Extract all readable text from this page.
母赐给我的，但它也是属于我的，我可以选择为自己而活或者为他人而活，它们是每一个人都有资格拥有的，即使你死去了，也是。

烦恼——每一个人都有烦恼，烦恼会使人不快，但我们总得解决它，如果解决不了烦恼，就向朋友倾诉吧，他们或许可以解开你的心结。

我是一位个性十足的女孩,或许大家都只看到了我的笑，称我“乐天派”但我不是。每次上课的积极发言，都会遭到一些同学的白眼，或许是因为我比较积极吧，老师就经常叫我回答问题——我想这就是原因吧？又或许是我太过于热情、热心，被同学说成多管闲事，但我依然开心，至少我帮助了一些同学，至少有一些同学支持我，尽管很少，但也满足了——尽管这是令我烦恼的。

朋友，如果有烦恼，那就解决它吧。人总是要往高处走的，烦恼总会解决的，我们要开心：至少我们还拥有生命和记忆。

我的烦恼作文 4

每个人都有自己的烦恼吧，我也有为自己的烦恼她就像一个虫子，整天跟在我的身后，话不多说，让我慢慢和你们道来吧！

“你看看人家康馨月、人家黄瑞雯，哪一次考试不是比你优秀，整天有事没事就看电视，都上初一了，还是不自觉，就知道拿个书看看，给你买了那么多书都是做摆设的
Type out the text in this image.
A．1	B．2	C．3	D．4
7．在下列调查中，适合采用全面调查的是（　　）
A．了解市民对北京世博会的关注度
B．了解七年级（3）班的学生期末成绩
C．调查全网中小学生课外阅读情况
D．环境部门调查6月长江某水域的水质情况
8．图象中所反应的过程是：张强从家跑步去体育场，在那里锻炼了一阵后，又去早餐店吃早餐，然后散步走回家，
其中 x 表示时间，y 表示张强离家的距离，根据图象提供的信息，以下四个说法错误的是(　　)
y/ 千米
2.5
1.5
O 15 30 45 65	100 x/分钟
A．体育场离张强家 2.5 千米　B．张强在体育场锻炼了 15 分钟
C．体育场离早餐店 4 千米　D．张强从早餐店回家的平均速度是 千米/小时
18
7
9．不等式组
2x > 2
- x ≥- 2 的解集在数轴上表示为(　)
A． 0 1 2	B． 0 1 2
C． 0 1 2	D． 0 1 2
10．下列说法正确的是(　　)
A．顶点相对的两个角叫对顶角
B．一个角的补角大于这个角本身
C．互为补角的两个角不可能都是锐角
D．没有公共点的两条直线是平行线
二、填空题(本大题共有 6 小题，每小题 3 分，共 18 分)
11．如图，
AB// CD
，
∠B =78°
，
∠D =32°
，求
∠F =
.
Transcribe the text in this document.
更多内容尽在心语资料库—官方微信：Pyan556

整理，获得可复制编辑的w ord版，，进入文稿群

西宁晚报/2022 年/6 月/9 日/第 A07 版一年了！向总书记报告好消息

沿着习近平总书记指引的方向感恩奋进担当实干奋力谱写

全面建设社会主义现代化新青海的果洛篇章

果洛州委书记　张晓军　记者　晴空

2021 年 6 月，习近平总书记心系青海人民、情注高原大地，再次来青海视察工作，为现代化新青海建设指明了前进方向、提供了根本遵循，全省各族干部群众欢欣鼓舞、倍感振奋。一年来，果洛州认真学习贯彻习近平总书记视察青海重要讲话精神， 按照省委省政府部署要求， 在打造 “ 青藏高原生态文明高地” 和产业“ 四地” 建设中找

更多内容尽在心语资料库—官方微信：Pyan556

****

- **WHAT YOU ARE ASKED TO DO**: Reproduce the records above exactly as they appear.

- **TASK RESPONSE**:
Extract all readable text from this page.
母赐给我的，但它也是属于我的，我可以选择为自己而活或者为他人而活，它们是每一个人都有资格拥有的，即使你死去了，也是。

烦恼——每一个人都有烦恼，烦恼会使人不快，但我们总得解决它，如果解决不了烦恼，就向朋友倾诉吧，他们或许可以解开你的心结。

我是一位个性十足的女孩,或许大家都只看到了我的笑，称我“乐天派”但我不是。每次上课的积极发言，都会遭到一些同学的白眼，或许是因为我比较积极吧，老师就经常叫我回答问题——我想这就是原因吧？又或许是我太过于热情、热心，被同学说成多管闲事，但我依然开心，至少我帮助了一些同学，至少有一些同学支持我，尽管很少，但也满足了——尽管这是令我烦恼的。

朋友，如果有烦恼，那就解决它吧。人总是要往高处走的，烦恼总会解决的，我们要开心：至少我们还拥有生命和记忆。

我的烦恼作文 4

每个人都有自己的烦恼吧，我也有为自己的烦恼她就像一个虫子，整天跟在我的身后，话不多说，让我慢慢和你们道来吧！

“你看看人家康馨月、人家黄瑞雯，哪一次考试不是比你优秀，整天有事没事就看电视，都上初一了，还是不自觉，就知道拿个书看看，给你买了那么多书都是做摆设的
Type out the text in this image.
A．1	B．2	C．3	D．4
7．在下列调查中，适合采用全面调查的是（　　）
A．了解市民对北京世博会的关注度
B．了解七年级（3）班的学生期末成绩
C．调查全网中小学生课外阅读情况
D．环境部门调查6月长江某水域的水质情况
8．图象中所反应的过程是：张强从家跑步去体育场，在那里锻炼了一阵后，又去早餐店吃早餐，然后散步走回家，
其中 x 表示时间，y 表示张强离家的距离，根据图象提供的信息，以下四个说法错误的是(　　)
y/ 千米
2.5
1.5
O 15 30 45 65	100 x/分钟
A．体育场离张强家 2.5 千米　B．张强在体育场锻炼了 15 分钟
C．体育场离早餐店 4 千米　D．张强从早餐店回家的平均速度是 千米/小时
18
7
9．不等式组
2x > 2
- x ≥- 2 的解集在数轴上表示为(　)
A． 0 1 2	B． 0 1 2
C． 0 1 2	D． 0 1 2
10．下列说法正确的是(　　)
A．顶点相对的两个角叫对顶角
B．一个角的补角大于这个角本身
C．互为补角的两个角不可能都是锐角
D．没有公共点的两条直线是平行线
二、填空题(本大题共有 6 小题，每小题 3 分，共 18 分)
11．如图，
AB// CD
，
∠B =78°
，
∠D =32°
，求
∠F =
.
Transcribe the text in this document.
更多内容尽在心语资料库—官方微信：Pyan556

整理，获得可复制编辑的w ord版，，进入文稿群

西宁晚报/2022 年/6 月/9 日/第 A07 版一年了！向总书记报告好消息

沿着习近平总书记指引的方向感恩奋进担当实干奋力谱写

全面建设社会主义现代化新青海的果洛篇章

果洛州委书记　张晓军　记者　晴空

2021 年 6 月，习近平总书记心系青海人民、情注高原大地，再次来青海视察工作，为现代化新青海建设指明了前进方向、提供了根本遵循，全省各族干部群众欢欣鼓舞、倍感振奋。一年来，果洛州认真学习贯彻习近平总书记视察青海重要讲话精神， 按照省委省政府部署要求， 在打造 “ 青藏高原生态文明高地” 和产业“ 四地” 建设中找

更多内容尽在心语资料库—官方微信：Pyan556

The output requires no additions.